What is expected => Check every line below for the word "Absorbed" and copy each one that has it.

::::::::::

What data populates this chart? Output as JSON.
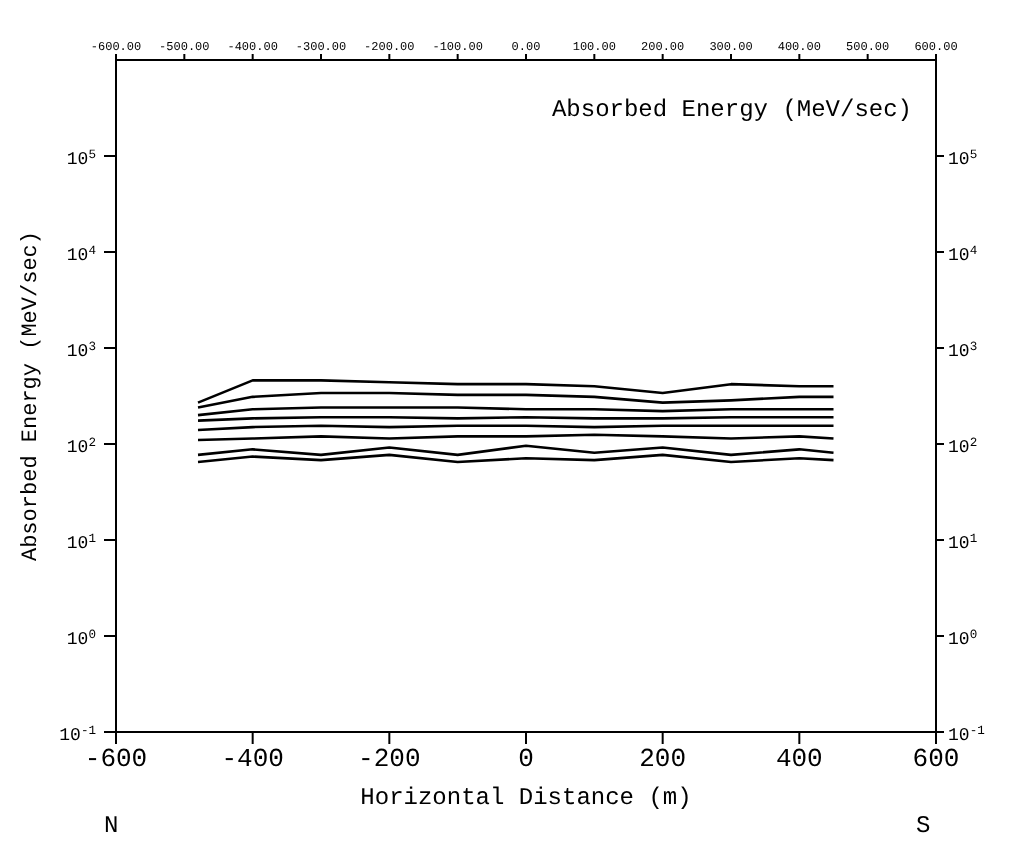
{
  "chart_data": {
    "type": "line",
    "title": "Absorbed Energy (MeV/sec)",
    "xlabel": "Horizontal Distance (m)",
    "ylabel": "Absorbed Energy (MeV/sec)",
    "log": "y",
    "grid": false,
    "line_style": "solid",
    "x": [
      -480,
      -400,
      -300,
      -200,
      -100,
      0,
      100,
      200,
      300,
      400,
      450
    ],
    "series": [
      {
        "color": "#000000",
        "values": [
          270,
          460,
          460,
          440,
          420,
          420,
          400,
          340,
          420,
          400,
          400
        ]
      },
      {
        "color": "#000000",
        "values": [
          240,
          310,
          340,
          340,
          325,
          325,
          310,
          270,
          285,
          310,
          310
        ]
      },
      {
        "color": "#000000",
        "values": [
          200,
          230,
          240,
          240,
          240,
          230,
          230,
          220,
          230,
          230,
          230
        ]
      },
      {
        "color": "#000000",
        "values": [
          175,
          185,
          190,
          190,
          185,
          190,
          185,
          185,
          190,
          190,
          190
        ]
      },
      {
        "color": "#000000",
        "values": [
          140,
          150,
          155,
          150,
          155,
          155,
          150,
          155,
          155,
          155,
          155
        ]
      },
      {
        "color": "#000000",
        "values": [
          110,
          114,
          120,
          114,
          120,
          120,
          125,
          120,
          114,
          120,
          114
        ]
      },
      {
        "color": "#000000",
        "values": [
          77,
          88,
          77,
          92,
          77,
          96,
          81,
          92,
          77,
          88,
          81
        ]
      },
      {
        "color": "#000000",
        "values": [
          65,
          74,
          68,
          77,
          65,
          71,
          68,
          77,
          65,
          71,
          68
        ]
      }
    ],
    "xlim": [
      -600,
      600
    ],
    "xticks": [
      -600,
      -400,
      -200,
      0,
      200,
      400,
      600
    ],
    "x2lim": [
      -600,
      600
    ],
    "x2ticks": [
      {
        "value": -600,
        "label": "-600.00"
      },
      {
        "value": -500,
        "label": "-500.00"
      },
      {
        "value": -400,
        "label": "-400.00"
      },
      {
        "value": -300,
        "label": "-300.00"
      },
      {
        "value": -200,
        "label": "-200.00"
      },
      {
        "value": -100,
        "label": "-100.00"
      },
      {
        "value": 0,
        "label": "0.00"
      },
      {
        "value": 100,
        "label": "100.00"
      },
      {
        "value": 200,
        "label": "200.00"
      },
      {
        "value": 300,
        "label": "300.00"
      },
      {
        "value": 400,
        "label": "400.00"
      },
      {
        "value": 500,
        "label": "500.00"
      },
      {
        "value": 600,
        "label": "600.00"
      }
    ],
    "ylim": [
      0.1,
      1000000
    ],
    "yticks": [
      {
        "value": 0.1,
        "label": "10$^{-1}$"
      },
      {
        "value": 1,
        "label": "10$^{0}$"
      },
      {
        "value": 10,
        "label": "10$^{1}$"
      },
      {
        "value": 100,
        "label": "10$^{2}$"
      },
      {
        "value": 1000,
        "label": "10$^{3}$"
      },
      {
        "value": 10000,
        "label": "10$^{4}$"
      },
      {
        "value": 100000,
        "label": "10$^{5}$"
      }
    ],
    "annotations": [
      "N",
      "S"
    ]
  }
}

::::::::::

Solution for this exercise =>
    "title": "Absorbed Energy (MeV/sec)",
    "ylabel": "Absorbed Energy (MeV/sec)",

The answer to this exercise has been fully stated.